THE TASK ▸ Copy out all of the material exactly.

MATERIAL PROVIDED ▸
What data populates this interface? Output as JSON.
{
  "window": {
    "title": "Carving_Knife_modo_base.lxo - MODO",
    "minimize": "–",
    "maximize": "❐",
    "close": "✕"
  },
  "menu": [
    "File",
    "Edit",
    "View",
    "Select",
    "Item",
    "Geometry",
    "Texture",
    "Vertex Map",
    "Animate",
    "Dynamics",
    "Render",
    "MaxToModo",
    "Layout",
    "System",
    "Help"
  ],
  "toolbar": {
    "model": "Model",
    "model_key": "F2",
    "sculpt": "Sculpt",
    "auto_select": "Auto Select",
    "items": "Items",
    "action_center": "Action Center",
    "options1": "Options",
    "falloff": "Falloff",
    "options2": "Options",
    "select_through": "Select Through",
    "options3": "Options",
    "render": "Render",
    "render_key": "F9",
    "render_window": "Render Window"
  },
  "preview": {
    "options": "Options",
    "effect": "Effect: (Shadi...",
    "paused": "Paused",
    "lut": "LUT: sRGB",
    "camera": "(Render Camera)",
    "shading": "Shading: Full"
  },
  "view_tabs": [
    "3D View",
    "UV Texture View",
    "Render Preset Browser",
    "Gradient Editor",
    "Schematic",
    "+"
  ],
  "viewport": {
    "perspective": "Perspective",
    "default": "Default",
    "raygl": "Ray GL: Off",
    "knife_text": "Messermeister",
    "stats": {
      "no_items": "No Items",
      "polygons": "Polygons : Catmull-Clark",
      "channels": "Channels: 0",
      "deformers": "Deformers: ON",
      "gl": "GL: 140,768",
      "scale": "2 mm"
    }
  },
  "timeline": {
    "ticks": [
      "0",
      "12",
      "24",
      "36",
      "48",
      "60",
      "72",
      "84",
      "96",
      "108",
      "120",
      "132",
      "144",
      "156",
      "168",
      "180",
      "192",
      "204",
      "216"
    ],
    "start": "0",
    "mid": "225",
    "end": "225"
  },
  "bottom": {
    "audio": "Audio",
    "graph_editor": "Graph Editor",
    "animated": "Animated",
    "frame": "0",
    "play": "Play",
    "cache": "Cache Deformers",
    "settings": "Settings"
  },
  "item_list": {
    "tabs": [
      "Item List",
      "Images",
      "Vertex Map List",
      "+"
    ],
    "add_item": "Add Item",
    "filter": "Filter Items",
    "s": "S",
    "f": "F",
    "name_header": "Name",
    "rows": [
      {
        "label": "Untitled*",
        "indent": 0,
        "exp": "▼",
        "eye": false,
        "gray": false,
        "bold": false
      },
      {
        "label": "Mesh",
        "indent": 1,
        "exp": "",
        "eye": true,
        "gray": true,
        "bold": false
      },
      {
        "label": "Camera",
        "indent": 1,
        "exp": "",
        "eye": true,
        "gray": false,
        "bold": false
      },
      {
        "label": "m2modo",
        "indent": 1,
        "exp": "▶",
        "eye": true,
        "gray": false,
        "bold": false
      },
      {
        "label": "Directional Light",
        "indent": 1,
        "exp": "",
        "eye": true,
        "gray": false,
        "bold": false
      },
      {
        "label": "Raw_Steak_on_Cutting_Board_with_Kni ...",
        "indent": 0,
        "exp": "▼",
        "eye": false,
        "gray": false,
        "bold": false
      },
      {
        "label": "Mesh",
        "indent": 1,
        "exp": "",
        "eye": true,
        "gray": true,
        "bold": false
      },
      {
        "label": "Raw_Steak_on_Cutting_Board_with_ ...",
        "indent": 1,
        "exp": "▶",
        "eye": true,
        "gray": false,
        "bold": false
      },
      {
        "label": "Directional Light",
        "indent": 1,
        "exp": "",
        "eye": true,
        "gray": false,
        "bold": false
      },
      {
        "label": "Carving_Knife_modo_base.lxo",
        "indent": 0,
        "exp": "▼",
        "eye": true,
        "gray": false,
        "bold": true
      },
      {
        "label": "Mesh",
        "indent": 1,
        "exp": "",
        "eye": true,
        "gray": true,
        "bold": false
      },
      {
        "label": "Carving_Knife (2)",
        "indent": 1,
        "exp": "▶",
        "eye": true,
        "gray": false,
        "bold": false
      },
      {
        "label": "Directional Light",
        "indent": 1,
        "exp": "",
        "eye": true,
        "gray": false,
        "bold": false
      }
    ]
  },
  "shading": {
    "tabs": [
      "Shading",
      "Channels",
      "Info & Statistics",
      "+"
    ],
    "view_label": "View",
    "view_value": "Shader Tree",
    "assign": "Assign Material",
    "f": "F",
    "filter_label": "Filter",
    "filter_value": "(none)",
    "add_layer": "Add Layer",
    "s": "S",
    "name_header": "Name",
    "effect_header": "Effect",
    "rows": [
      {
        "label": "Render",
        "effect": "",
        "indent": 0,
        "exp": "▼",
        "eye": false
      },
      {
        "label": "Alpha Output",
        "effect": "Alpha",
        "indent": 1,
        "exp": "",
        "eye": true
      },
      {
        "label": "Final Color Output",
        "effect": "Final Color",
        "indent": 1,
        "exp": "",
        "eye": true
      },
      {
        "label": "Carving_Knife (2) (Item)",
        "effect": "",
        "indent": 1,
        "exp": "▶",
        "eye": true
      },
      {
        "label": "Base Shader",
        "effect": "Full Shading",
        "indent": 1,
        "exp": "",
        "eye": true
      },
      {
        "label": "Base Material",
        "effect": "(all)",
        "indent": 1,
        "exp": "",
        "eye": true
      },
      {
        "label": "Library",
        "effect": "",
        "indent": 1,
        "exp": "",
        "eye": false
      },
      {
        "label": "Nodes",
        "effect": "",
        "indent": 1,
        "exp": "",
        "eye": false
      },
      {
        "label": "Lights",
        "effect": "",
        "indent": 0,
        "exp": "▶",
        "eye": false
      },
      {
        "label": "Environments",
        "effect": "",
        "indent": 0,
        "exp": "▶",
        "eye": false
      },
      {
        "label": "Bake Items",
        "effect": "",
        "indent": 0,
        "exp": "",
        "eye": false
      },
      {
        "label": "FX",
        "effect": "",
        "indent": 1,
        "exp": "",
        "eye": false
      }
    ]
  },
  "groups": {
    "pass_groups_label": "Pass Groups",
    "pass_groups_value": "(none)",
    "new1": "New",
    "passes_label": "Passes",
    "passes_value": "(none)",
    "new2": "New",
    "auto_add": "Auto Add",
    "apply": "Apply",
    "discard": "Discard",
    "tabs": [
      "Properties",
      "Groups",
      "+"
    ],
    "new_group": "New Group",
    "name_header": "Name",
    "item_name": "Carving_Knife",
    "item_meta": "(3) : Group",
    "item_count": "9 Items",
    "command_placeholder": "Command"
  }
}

ANSWER TO THE TASK ▸
What data populates this interface? Output as JSON.
{
  "window": {
    "title": "Carving_Knife_modo_base.lxo - MODO",
    "minimize": "–",
    "maximize": "❐",
    "close": "✕"
  },
  "menu": [
    "File",
    "Edit",
    "View",
    "Select",
    "Item",
    "Geometry",
    "Texture",
    "Vertex Map",
    "Animate",
    "Dynamics",
    "Render",
    "MaxToModo",
    "Layout",
    "System",
    "Help"
  ],
  "toolbar": {
    "model": "Model",
    "model_key": "F2",
    "sculpt": "Sculpt",
    "auto_select": "Auto Select",
    "items": "Items",
    "action_center": "Action Center",
    "options1": "Options",
    "falloff": "Falloff",
    "options2": "Options",
    "select_through": "Select Through",
    "options3": "Options",
    "render": "Render",
    "render_key": "F9",
    "render_window": "Render Window"
  },
  "preview": {
    "options": "Options",
    "effect": "Effect: (Shadi...",
    "paused": "Paused",
    "lut": "LUT: sRGB",
    "camera": "(Render Camera)",
    "shading": "Shading: Full"
  },
  "view_tabs": [
    "3D View",
    "UV Texture View",
    "Render Preset Browser",
    "Gradient Editor",
    "Schematic",
    "+"
  ],
  "viewport": {
    "perspective": "Perspective",
    "default": "Default",
    "raygl": "Ray GL: Off",
    "knife_text": "Messermeister",
    "stats": {
      "no_items": "No Items",
      "polygons": "Polygons : Catmull-Clark",
      "channels": "Channels: 0",
      "deformers": "Deformers: ON",
      "gl": "GL: 140,768",
      "scale": "2 mm"
    }
  },
  "timeline": {
    "ticks": [
      "0",
      "12",
      "24",
      "36",
      "48",
      "60",
      "72",
      "84",
      "96",
      "108",
      "120",
      "132",
      "144",
      "156",
      "168",
      "180",
      "192",
      "204",
      "216"
    ],
    "start": "0",
    "mid": "225",
    "end": "225"
  },
  "bottom": {
    "audio": "Audio",
    "graph_editor": "Graph Editor",
    "animated": "Animated",
    "frame": "0",
    "play": "Play",
    "cache": "Cache Deformers",
    "settings": "Settings"
  },
  "item_list": {
    "tabs": [
      "Item List",
      "Images",
      "Vertex Map List",
      "+"
    ],
    "add_item": "Add Item",
    "filter": "Filter Items",
    "s": "S",
    "f": "F",
    "name_header": "Name",
    "rows": [
      {
        "label": "Untitled*",
        "indent": 0,
        "exp": "▼",
        "eye": false,
        "gray": false,
        "bold": false
      },
      {
        "label": "Mesh",
        "indent": 1,
        "exp": "",
        "eye": true,
        "gray": true,
        "bold": false
      },
      {
        "label": "Camera",
        "indent": 1,
        "exp": "",
        "eye": true,
        "gray": false,
        "bold": false
      },
      {
        "label": "m2modo",
        "indent": 1,
        "exp": "▶",
        "eye": true,
        "gray": false,
        "bold": false
      },
      {
        "label": "Directional Light",
        "indent": 1,
        "exp": "",
        "eye": true,
        "gray": false,
        "bold": false
      },
      {
        "label": "Raw_Steak_on_Cutting_Board_with_Kni ...",
        "indent": 0,
        "exp": "▼",
        "eye": false,
        "gray": false,
        "bold": false
      },
      {
        "label": "Mesh",
        "indent": 1,
        "exp": "",
        "eye": true,
        "gray": true,
        "bold": false
      },
      {
        "label": "Raw_Steak_on_Cutting_Board_with_ ...",
        "indent": 1,
        "exp": "▶",
        "eye": true,
        "gray": false,
        "bold": false
      },
      {
        "label": "Directional Light",
        "indent": 1,
        "exp": "",
        "eye": true,
        "gray": false,
        "bold": false
      },
      {
        "label": "Carving_Knife_modo_base.lxo",
        "indent": 0,
        "exp": "▼",
        "eye": true,
        "gray": false,
        "bold": true
      },
      {
        "label": "Mesh",
        "indent": 1,
        "exp": "",
        "eye": true,
        "gray": true,
        "bold": false
      },
      {
        "label": "Carving_Knife (2)",
        "indent": 1,
        "exp": "▶",
        "eye": true,
        "gray": false,
        "bold": false
      },
      {
        "label": "Directional Light",
        "indent": 1,
        "exp": "",
        "eye": true,
        "gray": false,
        "bold": false
      }
    ]
  },
  "shading": {
    "tabs": [
      "Shading",
      "Channels",
      "Info & Statistics",
      "+"
    ],
    "view_label": "View",
    "view_value": "Shader Tree",
    "assign": "Assign Material",
    "f": "F",
    "filter_label": "Filter",
    "filter_value": "(none)",
    "add_layer": "Add Layer",
    "s": "S",
    "name_header": "Name",
    "effect_header": "Effect",
    "rows": [
      {
        "label": "Render",
        "effect": "",
        "indent": 0,
        "exp": "▼",
        "eye": false
      },
      {
        "label": "Alpha Output",
        "effect": "Alpha",
        "indent": 1,
        "exp": "",
        "eye": true
      },
      {
        "label": "Final Color Output",
        "effect": "Final Color",
        "indent": 1,
        "exp": "",
        "eye": true
      },
      {
        "label": "Carving_Knife (2) (Item)",
        "effect": "",
        "indent": 1,
        "exp": "▶",
        "eye": true
      },
      {
        "label": "Base Shader",
        "effect": "Full Shading",
        "indent": 1,
        "exp": "",
        "eye": true
      },
      {
        "label": "Base Material",
        "effect": "(all)",
        "indent": 1,
        "exp": "",
        "eye": true
      },
      {
        "label": "Library",
        "effect": "",
        "indent": 1,
        "exp": "",
        "eye": false
      },
      {
        "label": "Nodes",
        "effect": "",
        "indent": 1,
        "exp": "",
        "eye": false
      },
      {
        "label": "Lights",
        "effect": "",
        "indent": 0,
        "exp": "▶",
        "eye": false
      },
      {
        "label": "Environments",
        "effect": "",
        "indent": 0,
        "exp": "▶",
        "eye": false
      },
      {
        "label": "Bake Items",
        "effect": "",
        "indent": 0,
        "exp": "",
        "eye": false
      },
      {
        "label": "FX",
        "effect": "",
        "indent": 1,
        "exp": "",
        "eye": false
      }
    ]
  },
  "groups": {
    "pass_groups_label": "Pass Groups",
    "pass_groups_value": "(none)",
    "new1": "New",
    "passes_label": "Passes",
    "passes_value": "(none)",
    "new2": "New",
    "auto_add": "Auto Add",
    "apply": "Apply",
    "discard": "Discard",
    "tabs": [
      "Properties",
      "Groups",
      "+"
    ],
    "new_group": "New Group",
    "name_header": "Name",
    "item_name": "Carving_Knife",
    "item_meta": "(3) : Group",
    "item_count": "9 Items",
    "command_placeholder": "Command"
  }
}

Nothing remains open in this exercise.